● Page extract:
+ + + +
Exposure-Response (E-R) analysis of efficacy and safety of niraparib/abiraterone acetate combination in patients with metastatic castration-resistant prostate cancer
Muriel Boulton (1), Anasuya Hazra (2*), Angela Lopez-Gitlitz (2), Ke Zhang (2), Hui Tian (2), Nahor Haddish-Berhane (2), Juan Jose Perez Ruixo (3), Alberto Russu (4)
(1) Janssen R&D, Belgium, (2) Janssen R&D, USA, (3) Janssen-Cilag Spain, Spain, (4) Janssen-Cilag SpA, Italy, *At the time of study conduct. Current affiliation: Regeneron, Tarrytown, NY
Introduction: Targeting the androgen receptor (AR) continues to be an important therapeutic approach in patients with metastatic castration-resistant prostate cancer (mCRPC). However, available evidence suggests that alterations in homologous recombination repair (HRR) genes, such as the breast cancer gene (BRCA), act as a second oncogenic driver and contribute to poor outcomes, resulting in earlier disease progression and higher risk of death. The niraparib/abiraterone acetate (AA) fixed-dose combination as dual-action tablet contains 2 active substances that target both oncogenic drivers: a hormonal therapy, AA, which targets the AR-axis, and a poly (adenosine diphosphate-ribose) polymerase inhibitor, niraparib, which targets HRR gene alterations including BRCA alterations.
+ + + +
● Supplied material:

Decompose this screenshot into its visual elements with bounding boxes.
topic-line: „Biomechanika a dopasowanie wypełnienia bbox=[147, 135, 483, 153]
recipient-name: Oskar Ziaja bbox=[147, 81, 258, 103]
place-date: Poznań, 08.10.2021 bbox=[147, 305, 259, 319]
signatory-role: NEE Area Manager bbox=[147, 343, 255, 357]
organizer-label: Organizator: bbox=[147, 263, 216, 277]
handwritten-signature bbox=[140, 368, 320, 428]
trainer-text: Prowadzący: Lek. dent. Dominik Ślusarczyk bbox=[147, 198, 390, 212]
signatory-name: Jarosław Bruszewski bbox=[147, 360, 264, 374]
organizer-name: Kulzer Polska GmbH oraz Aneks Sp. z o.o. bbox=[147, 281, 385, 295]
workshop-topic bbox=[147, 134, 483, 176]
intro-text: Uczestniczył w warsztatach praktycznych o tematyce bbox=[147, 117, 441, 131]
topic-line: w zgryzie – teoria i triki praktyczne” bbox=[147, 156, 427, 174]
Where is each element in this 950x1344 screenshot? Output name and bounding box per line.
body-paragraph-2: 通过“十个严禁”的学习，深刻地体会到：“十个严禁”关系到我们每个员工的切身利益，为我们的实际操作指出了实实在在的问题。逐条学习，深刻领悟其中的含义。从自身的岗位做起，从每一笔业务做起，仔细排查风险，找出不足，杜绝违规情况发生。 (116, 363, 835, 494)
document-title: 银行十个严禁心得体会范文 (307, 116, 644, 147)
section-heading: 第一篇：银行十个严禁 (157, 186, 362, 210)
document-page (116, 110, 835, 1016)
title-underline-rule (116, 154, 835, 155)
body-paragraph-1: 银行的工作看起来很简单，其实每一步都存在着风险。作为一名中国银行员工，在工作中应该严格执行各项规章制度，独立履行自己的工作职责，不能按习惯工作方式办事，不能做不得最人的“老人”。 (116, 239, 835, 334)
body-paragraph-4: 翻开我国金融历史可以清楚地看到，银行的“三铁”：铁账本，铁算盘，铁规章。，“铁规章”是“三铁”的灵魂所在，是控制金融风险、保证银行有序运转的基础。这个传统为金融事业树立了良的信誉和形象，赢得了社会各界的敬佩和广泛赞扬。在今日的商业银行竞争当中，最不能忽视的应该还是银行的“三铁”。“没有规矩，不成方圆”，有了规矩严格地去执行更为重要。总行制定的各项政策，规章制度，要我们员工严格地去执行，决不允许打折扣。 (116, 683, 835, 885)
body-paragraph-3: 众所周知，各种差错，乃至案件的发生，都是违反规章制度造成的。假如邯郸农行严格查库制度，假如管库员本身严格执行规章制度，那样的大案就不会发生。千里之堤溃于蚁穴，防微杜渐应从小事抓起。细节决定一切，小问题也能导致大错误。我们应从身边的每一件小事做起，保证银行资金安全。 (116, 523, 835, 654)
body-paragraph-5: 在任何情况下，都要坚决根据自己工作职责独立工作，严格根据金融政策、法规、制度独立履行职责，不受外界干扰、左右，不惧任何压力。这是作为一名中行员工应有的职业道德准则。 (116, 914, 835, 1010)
+ + + +
● Goal of the exercise:
Could you reproduce the niraparib/abiraterone abstract above word for word, from its title through the end of the introduction?

● Written answer:
Exposure-Response (E-R) analysis of efficacy and safety of niraparib/abiraterone acetate combination in patients with metastatic castration-resistant prostate cancer
Muriel Boulton (1), Anasuya Hazra (2*), Angela Lopez-Gitlitz (2), Ke Zhang (2), Hui Tian (2), Nahor Haddish-Berhane (2), Juan Jose Perez Ruixo (3), Alberto Russu (4)
(1) Janssen R&D, Belgium, (2) Janssen R&D, USA, (3) Janssen-Cilag Spain, Spain, (4) Janssen-Cilag SpA, Italy, *At the time of study conduct. Current affiliation: Regeneron, Tarrytown, NY
Introduction: Targeting the androgen receptor (AR) continues to be an important therapeutic approach in patients with metastatic castration-resistant prostate cancer (mCRPC). However, available evidence suggests that alterations in homologous recombination repair (HRR) genes, such as the breast cancer gene (BRCA), act as a second oncogenic driver and contribute to poor outcomes, resulting in earlier disease progression and higher risk of death. The niraparib/abiraterone acetate (AA) fixed-dose combination as dual-action tablet contains 2 active substances that target both oncogenic drivers: a hormonal therapy, AA, which targets the AR-axis, and a poly (adenosine diphosphate-ribose) polymerase inhibitor, niraparib, which targets HRR gene alterations including BRCA alterations.